In the data, extract each line that holds the string "Viagem".
________
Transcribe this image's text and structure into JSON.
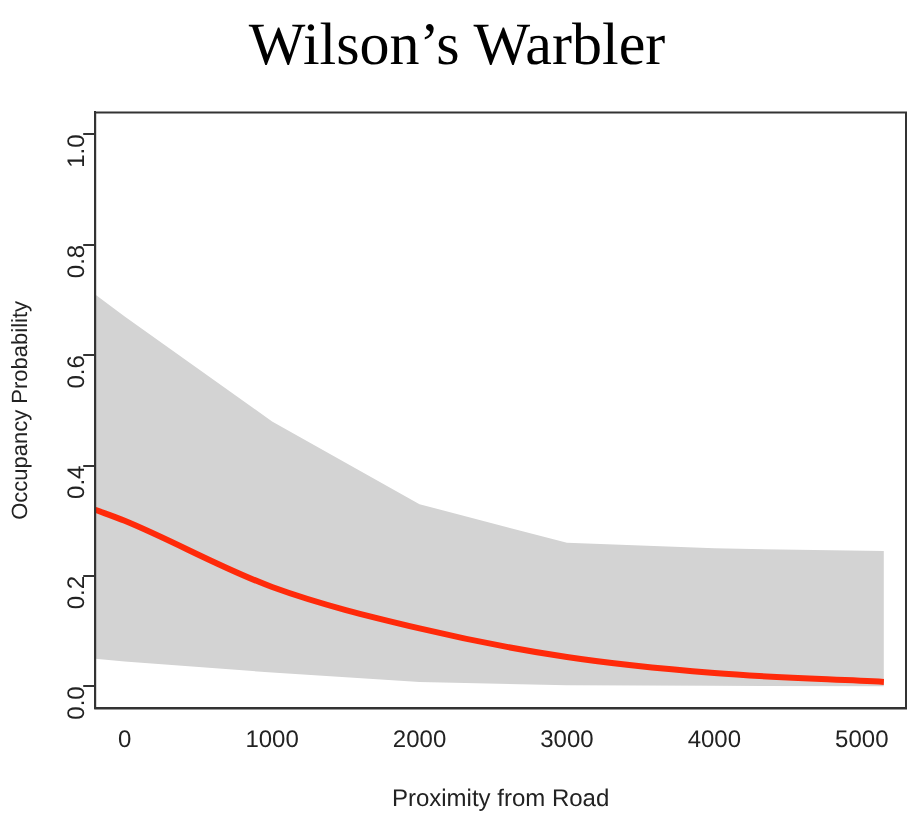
{
  "chart_data": {
    "type": "line",
    "title": "Wilson’s Warbler",
    "xlabel": "Proximity from Road",
    "ylabel": "Occupancy Probability",
    "xlim": [
      -200,
      5300
    ],
    "xticks": [
      0,
      1000,
      2000,
      3000,
      4000,
      5000
    ],
    "ylim": [
      -0.04,
      1.04
    ],
    "yticks": [
      {
        "value": 0,
        "label": "0.0"
      },
      0.2,
      0.4,
      0.6,
      0.8,
      {
        "value": 1,
        "label": "1.0"
      }
    ],
    "grid": false,
    "legend": false,
    "marker": "none",
    "line_style": "solid",
    "series": [
      {
        "color": "#ff2a0a",
        "x": [
          -200,
          0,
          1000,
          2000,
          3000,
          4000,
          5150
        ],
        "values": [
          0.32,
          0.3,
          0.18,
          0.105,
          0.053,
          0.024,
          0.008
        ],
        "lower": [
          0.05,
          0.045,
          0.025,
          0.008,
          0.002,
          0.001,
          0.0
        ],
        "upper": [
          0.71,
          0.67,
          0.48,
          0.33,
          0.26,
          0.25,
          0.245
        ]
      }
    ]
  }
}
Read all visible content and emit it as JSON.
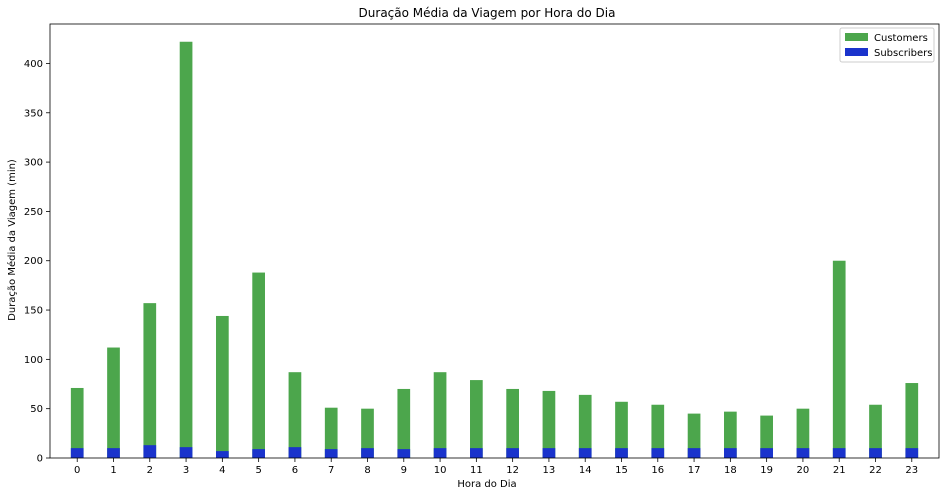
{
  "chart_data": {
    "type": "bar",
    "title": "Duração Média da Viagem por Hora do Dia",
    "xlabel": "Hora do Dia",
    "ylabel": "Duração Média da Viagem (min)",
    "categories": [
      "0",
      "1",
      "2",
      "3",
      "4",
      "5",
      "6",
      "7",
      "8",
      "9",
      "10",
      "11",
      "12",
      "13",
      "14",
      "15",
      "16",
      "17",
      "18",
      "19",
      "20",
      "21",
      "22",
      "23"
    ],
    "ylim": [
      0,
      440
    ],
    "yticks": [
      0,
      50,
      100,
      150,
      200,
      250,
      300,
      350,
      400
    ],
    "grid": false,
    "legend_position": "top-right",
    "series": [
      {
        "name": "Customers",
        "color": "#4ca64c",
        "values": [
          71,
          112,
          157,
          422,
          144,
          188,
          87,
          51,
          50,
          70,
          87,
          79,
          70,
          68,
          64,
          57,
          54,
          45,
          47,
          43,
          50,
          200,
          54,
          76
        ]
      },
      {
        "name": "Subscribers",
        "color": "#1a33cc",
        "values": [
          10,
          10,
          13,
          11,
          7,
          9,
          11,
          9,
          10,
          9,
          10,
          10,
          10,
          10,
          10,
          10,
          10,
          10,
          10,
          10,
          10,
          10,
          10,
          10
        ]
      }
    ]
  }
}
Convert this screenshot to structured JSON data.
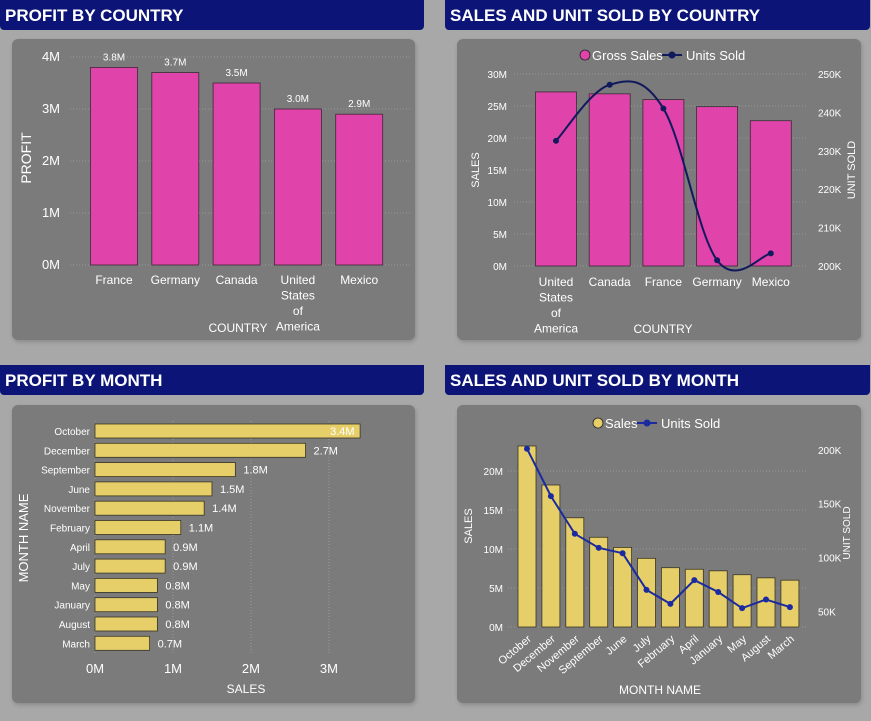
{
  "titles": {
    "profit_country": "PROFIT BY COUNTRY",
    "sales_country": "SALES AND UNIT SOLD BY COUNTRY",
    "profit_month": "PROFIT BY MONTH",
    "sales_month": "SALES AND UNIT SOLD BY MONTH"
  },
  "colors": {
    "header_bg": "#0c1577",
    "card_bg": "#7b7b7b",
    "pink_bar": "#e043aa",
    "yellow_bar": "#e6cf69",
    "navy_line": "#111a5c",
    "blue_line": "#1b2aa0"
  },
  "chart_data": [
    {
      "id": "profit_by_country",
      "type": "bar",
      "categories": [
        "France",
        "Germany",
        "Canada",
        "United States of America",
        "Mexico"
      ],
      "values": [
        3.8,
        3.7,
        3.5,
        3.0,
        2.9
      ],
      "data_labels": [
        "3.8M",
        "3.7M",
        "3.5M",
        "3.0M",
        "2.9M"
      ],
      "xlabel": "COUNTRY",
      "ylabel": "PROFIT",
      "yticks": [
        "0M",
        "1M",
        "2M",
        "3M",
        "4M"
      ],
      "ylim": [
        0,
        4
      ],
      "unit": "M",
      "grid": true
    },
    {
      "id": "sales_units_by_country",
      "type": "bar",
      "categories": [
        "United States of America",
        "Canada",
        "France",
        "Germany",
        "Mexico"
      ],
      "series": [
        {
          "name": "Gross Sales",
          "type": "bar",
          "axis": "left",
          "values": [
            27.2,
            26.9,
            26.0,
            24.9,
            22.7
          ]
        },
        {
          "name": "Units Sold",
          "type": "line",
          "axis": "right",
          "values": [
            232600,
            247200,
            241000,
            201500,
            203300
          ]
        }
      ],
      "xlabel": "COUNTRY",
      "ylabel": "SALES",
      "y2label": "UNIT SOLD",
      "yticks": [
        "0M",
        "5M",
        "10M",
        "15M",
        "20M",
        "25M",
        "30M"
      ],
      "ylim": [
        0,
        30
      ],
      "y2ticks": [
        "200K",
        "210K",
        "220K",
        "230K",
        "240K",
        "250K"
      ],
      "y2lim": [
        200000,
        250000
      ],
      "legend": "top-center",
      "grid": true
    },
    {
      "id": "profit_by_month",
      "type": "bar",
      "orientation": "horizontal",
      "categories": [
        "October",
        "December",
        "September",
        "June",
        "November",
        "February",
        "April",
        "July",
        "May",
        "January",
        "August",
        "March"
      ],
      "values": [
        3.4,
        2.7,
        1.8,
        1.5,
        1.4,
        1.1,
        0.9,
        0.9,
        0.8,
        0.8,
        0.8,
        0.7
      ],
      "data_labels": [
        "3.4M",
        "2.7M",
        "1.8M",
        "1.5M",
        "1.4M",
        "1.1M",
        "0.9M",
        "0.9M",
        "0.8M",
        "0.8M",
        "0.8M",
        "0.7M"
      ],
      "xlabel": "SALES",
      "ylabel": "MONTH NAME",
      "xticks": [
        "0M",
        "1M",
        "2M",
        "3M"
      ],
      "xlim": [
        0,
        3.45
      ],
      "grid": true
    },
    {
      "id": "sales_units_by_month",
      "type": "bar",
      "categories": [
        "October",
        "December",
        "November",
        "September",
        "June",
        "July",
        "February",
        "April",
        "January",
        "May",
        "August",
        "March"
      ],
      "series": [
        {
          "name": "Sales",
          "type": "bar",
          "axis": "left",
          "values": [
            23.2,
            18.2,
            14.0,
            11.5,
            10.2,
            8.8,
            7.6,
            7.4,
            7.2,
            6.7,
            6.3,
            6.0
          ]
        },
        {
          "name": "Units Sold",
          "type": "line",
          "axis": "right",
          "values": [
            201000,
            157000,
            122000,
            109000,
            104000,
            70000,
            57000,
            79000,
            68000,
            53000,
            61000,
            54000
          ]
        }
      ],
      "xlabel": "MONTH NAME",
      "ylabel": "SALES",
      "y2label": "UNIT SOLD",
      "yticks": [
        "0M",
        "5M",
        "10M",
        "15M",
        "20M"
      ],
      "ylim": [
        0,
        23.2
      ],
      "y2ticks": [
        "50K",
        "100K",
        "150K",
        "200K"
      ],
      "y2lim": [
        35500,
        203500
      ],
      "legend": "top-center",
      "grid": true
    }
  ]
}
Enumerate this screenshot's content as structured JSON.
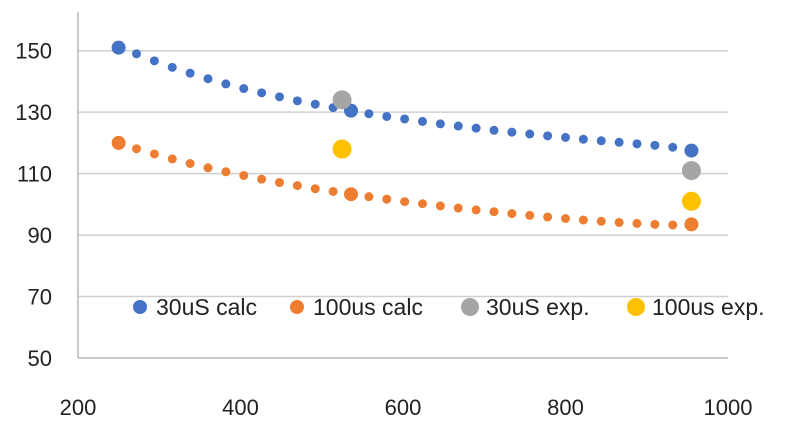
{
  "chart_data": {
    "type": "scatter",
    "title": "",
    "xlabel": "",
    "ylabel": "",
    "xlim": [
      200,
      1000
    ],
    "ylim": [
      50,
      160
    ],
    "xticks": [
      200,
      400,
      600,
      800,
      1000
    ],
    "yticks": [
      50,
      70,
      90,
      110,
      130,
      150
    ],
    "grid": "horizontal",
    "legend": "inside-bottom",
    "series": [
      {
        "name": "30uS calc",
        "color": "#4472C4",
        "marker": "small-dot",
        "x": [
          250,
          272,
          294,
          316,
          338,
          360,
          382,
          404,
          426,
          448,
          470,
          492,
          514,
          536,
          558,
          580,
          602,
          624,
          646,
          668,
          690,
          712,
          734,
          756,
          778,
          800,
          822,
          844,
          866,
          888,
          910,
          932,
          955
        ],
        "y": [
          151,
          149,
          146.7,
          144.6,
          142.7,
          140.9,
          139.2,
          137.7,
          136.3,
          135,
          133.7,
          132.6,
          131.5,
          130.5,
          129.5,
          128.6,
          127.8,
          127,
          126.2,
          125.5,
          124.8,
          124.1,
          123.5,
          122.9,
          122.3,
          121.8,
          121.2,
          120.7,
          120.2,
          119.7,
          119.2,
          118.6,
          117.5
        ]
      },
      {
        "name": "100us calc",
        "color": "#ED7D31",
        "marker": "small-dot",
        "x": [
          250,
          272,
          294,
          316,
          338,
          360,
          382,
          404,
          426,
          448,
          470,
          492,
          514,
          536,
          558,
          580,
          602,
          624,
          646,
          668,
          690,
          712,
          734,
          756,
          778,
          800,
          822,
          844,
          866,
          888,
          910,
          932,
          955
        ],
        "y": [
          120,
          118.1,
          116.4,
          114.8,
          113.3,
          111.9,
          110.6,
          109.4,
          108.2,
          107.1,
          106.1,
          105.1,
          104.2,
          103.3,
          102.5,
          101.7,
          100.9,
          100.2,
          99.5,
          98.8,
          98.2,
          97.6,
          97,
          96.4,
          95.9,
          95.4,
          94.9,
          94.5,
          94.1,
          93.8,
          93.5,
          93.3,
          93.5
        ]
      },
      {
        "name": "30uS exp.",
        "color": "#A5A5A5",
        "marker": "large-dot",
        "x": [
          525,
          955
        ],
        "y": [
          134,
          111
        ]
      },
      {
        "name": "100us exp.",
        "color": "#FFC000",
        "marker": "large-dot",
        "x": [
          525,
          955
        ],
        "y": [
          118,
          101
        ]
      }
    ]
  }
}
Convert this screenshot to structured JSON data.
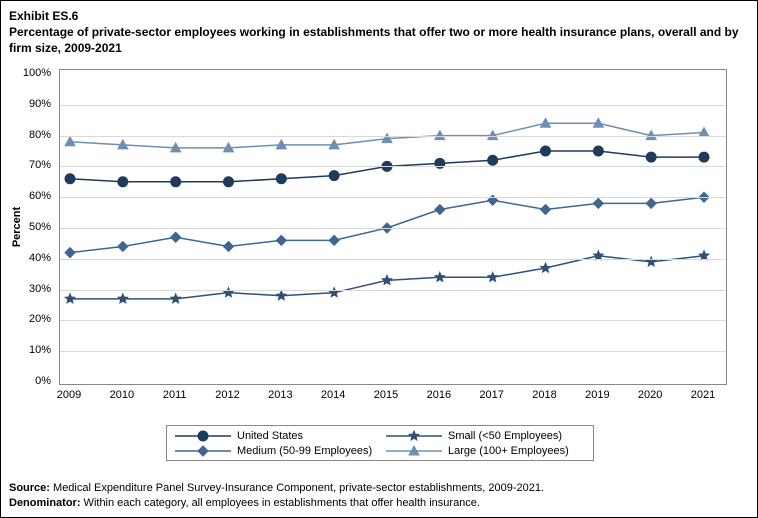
{
  "header": {
    "exhibit_label": "Exhibit ES.6",
    "title": "Percentage of private-sector employees working in establishments that offer two or more health insurance plans, overall and by firm size, 2009-2021"
  },
  "chart": {
    "type": "line",
    "y_axis_title": "Percent",
    "ylim": [
      0,
      100
    ],
    "ytick_step": 10,
    "y_tick_suffix": "%",
    "x_values": [
      2009,
      2010,
      2011,
      2012,
      2013,
      2014,
      2015,
      2016,
      2017,
      2018,
      2019,
      2020,
      2021
    ],
    "background_color": "#ffffff",
    "grid_color": "#d9d9d9",
    "border_color": "#888888",
    "line_width": 1.5,
    "marker_size": 5,
    "series": [
      {
        "name": "United States",
        "color": "#1f3b5c",
        "marker": "circle",
        "values": [
          66,
          65,
          65,
          65,
          66,
          67,
          70,
          71,
          72,
          75,
          75,
          73,
          73
        ]
      },
      {
        "name": "Small (<50 Employees)",
        "color": "#2f5077",
        "marker": "star",
        "values": [
          27,
          27,
          27,
          29,
          28,
          29,
          33,
          34,
          34,
          37,
          41,
          39,
          41
        ]
      },
      {
        "name": "Medium (50-99 Employees)",
        "color": "#3e6691",
        "marker": "diamond",
        "values": [
          42,
          44,
          47,
          44,
          46,
          46,
          50,
          56,
          59,
          56,
          58,
          58,
          60
        ]
      },
      {
        "name": "Large (100+ Employees)",
        "color": "#6e8fb3",
        "marker": "triangle",
        "values": [
          78,
          77,
          76,
          76,
          77,
          77,
          79,
          80,
          80,
          84,
          84,
          80,
          81
        ]
      }
    ]
  },
  "legend": {
    "items": [
      {
        "label": "United States"
      },
      {
        "label": "Small (<50 Employees)"
      },
      {
        "label": "Medium (50-99 Employees)"
      },
      {
        "label": "Large (100+ Employees)"
      }
    ]
  },
  "footer": {
    "source_label": "Source:",
    "source_text": " Medical Expenditure Panel Survey-Insurance Component, private-sector establishments, 2009-2021.",
    "denom_label": "Denominator:",
    "denom_text": " Within each category, all employees in establishments that offer health insurance."
  }
}
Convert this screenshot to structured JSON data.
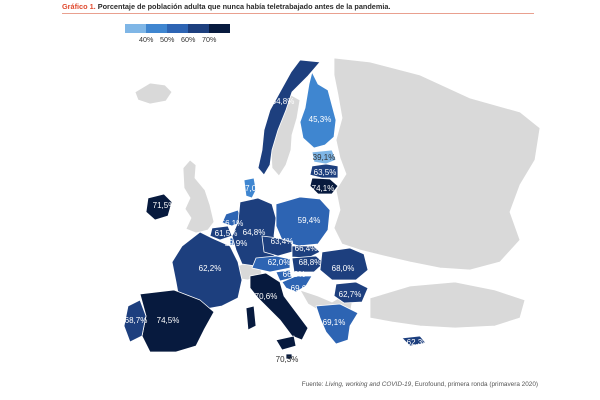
{
  "title": {
    "label": "Gráfico 1.",
    "text": "Porcentaje de población adulta que nunca había teletrabajado antes de la pandemia."
  },
  "legend": {
    "colors": [
      "#7fb6e6",
      "#3f86d0",
      "#2d64b3",
      "#1d3f7e",
      "#071a3e"
    ],
    "labels": [
      "40%",
      "50%",
      "60%",
      "70%"
    ]
  },
  "colors": {
    "no_data": "#d9d9d9",
    "border": "#ffffff"
  },
  "countries": {
    "NO": "64,8%",
    "FI": "45,3%",
    "EE": "39,1%",
    "LV": "63,5%",
    "LT": "74,1%",
    "DK": "57,0%",
    "IE": "71,5%",
    "NL": "56,1%",
    "BE": "61,5%",
    "LU": "59,9%",
    "DE": "64,8%",
    "PL": "59,4%",
    "CZ": "63,4%",
    "SK": "66,4%",
    "AT": "62,0%",
    "HU": "68,8%",
    "SI": "66,3%",
    "HR": "69,6%",
    "RO": "68,0%",
    "BG": "62,7%",
    "GR": "69,1%",
    "FR": "62,2%",
    "IT": "70,6%",
    "ES": "74,5%",
    "PT": "68,7%",
    "MT": "70,3%",
    "CY": "62,3%"
  },
  "source": {
    "prefix": "Fuente: ",
    "italic": "Living, working and COVID-19",
    "suffix": ", Eurofound, primera ronda (primavera 2020)"
  }
}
________
__Task answer__:
    "title": "Duração Média da Viagem por Hora do Dia",
    "ylabel": "Duração Média da Viagem (min)",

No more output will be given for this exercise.